→ WHAT YOU SHOULD DO: Return the complete listing that follows, with each line reproduced exactly.

---------- RECORDS PROVIDED ----------

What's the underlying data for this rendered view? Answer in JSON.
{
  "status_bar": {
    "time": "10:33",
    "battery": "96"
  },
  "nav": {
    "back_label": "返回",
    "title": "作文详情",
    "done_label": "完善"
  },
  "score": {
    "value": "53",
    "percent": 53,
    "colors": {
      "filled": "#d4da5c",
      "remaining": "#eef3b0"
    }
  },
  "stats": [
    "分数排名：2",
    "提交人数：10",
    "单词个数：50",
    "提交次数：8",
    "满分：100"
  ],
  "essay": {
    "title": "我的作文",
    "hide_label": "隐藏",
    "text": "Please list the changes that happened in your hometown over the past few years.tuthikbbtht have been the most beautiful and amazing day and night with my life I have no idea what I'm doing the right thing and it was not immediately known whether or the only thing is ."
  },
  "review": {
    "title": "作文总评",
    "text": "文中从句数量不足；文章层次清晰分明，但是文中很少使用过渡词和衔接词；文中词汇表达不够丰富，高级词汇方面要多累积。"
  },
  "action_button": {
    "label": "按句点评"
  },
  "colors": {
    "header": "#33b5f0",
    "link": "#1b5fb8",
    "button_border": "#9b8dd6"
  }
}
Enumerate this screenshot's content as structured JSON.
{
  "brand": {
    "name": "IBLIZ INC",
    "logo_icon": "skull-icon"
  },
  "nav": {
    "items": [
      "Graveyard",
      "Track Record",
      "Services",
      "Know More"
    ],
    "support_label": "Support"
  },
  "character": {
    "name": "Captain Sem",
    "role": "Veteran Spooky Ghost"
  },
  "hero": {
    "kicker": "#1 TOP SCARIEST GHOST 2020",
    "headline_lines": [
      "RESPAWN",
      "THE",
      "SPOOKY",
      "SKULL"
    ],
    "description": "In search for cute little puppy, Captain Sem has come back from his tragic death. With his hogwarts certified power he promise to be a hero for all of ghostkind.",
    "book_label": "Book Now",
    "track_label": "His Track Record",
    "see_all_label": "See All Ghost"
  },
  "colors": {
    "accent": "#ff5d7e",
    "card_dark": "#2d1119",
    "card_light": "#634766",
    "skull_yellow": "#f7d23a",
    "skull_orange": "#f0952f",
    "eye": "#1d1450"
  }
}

----------

→ TASK RESPONSE:
What's the underlying data for this rendered view? Answer in JSON.
{
  "status_bar": {
    "time": "10:33",
    "battery": "96"
  },
  "nav": {
    "back_label": "返回",
    "title": "作文详情",
    "done_label": "完善"
  },
  "score": {
    "value": "53",
    "percent": 53,
    "colors": {
      "filled": "#d4da5c",
      "remaining": "#eef3b0"
    }
  },
  "stats": [
    "分数排名：2",
    "提交人数：10",
    "单词个数：50",
    "提交次数：8",
    "满分：100"
  ],
  "essay": {
    "title": "我的作文",
    "hide_label": "隐藏",
    "text": "Please list the changes that happened in your hometown over the past few years.tuthikbbtht have been the most beautiful and amazing day and night with my life I have no idea what I'm doing the right thing and it was not immediately known whether or the only thing is ."
  },
  "review": {
    "title": "作文总评",
    "text": "文中从句数量不足；文章层次清晰分明，但是文中很少使用过渡词和衔接词；文中词汇表达不够丰富，高级词汇方面要多累积。"
  },
  "action_button": {
    "label": "按句点评"
  },
  "colors": {
    "header": "#33b5f0",
    "link": "#1b5fb8",
    "button_border": "#9b8dd6"
  }
}
Enumerate this screenshot's content as structured JSON.
{
  "brand": {
    "name": "IBLIZ INC",
    "logo_icon": "skull-icon"
  },
  "nav": {
    "items": [
      "Graveyard",
      "Track Record",
      "Services",
      "Know More"
    ],
    "support_label": "Support"
  },
  "character": {
    "name": "Captain Sem",
    "role": "Veteran Spooky Ghost"
  },
  "hero": {
    "kicker": "#1 TOP SCARIEST GHOST 2020",
    "headline_lines": [
      "RESPAWN",
      "THE",
      "SPOOKY",
      "SKULL"
    ],
    "description": "In search for cute little puppy, Captain Sem has come back from his tragic death. With his hogwarts certified power he promise to be a hero for all of ghostkind.",
    "book_label": "Book Now",
    "track_label": "His Track Record",
    "see_all_label": "See All Ghost"
  },
  "colors": {
    "accent": "#ff5d7e",
    "card_dark": "#2d1119",
    "card_light": "#634766",
    "skull_yellow": "#f7d23a",
    "skull_orange": "#f0952f",
    "eye": "#1d1450"
  }
}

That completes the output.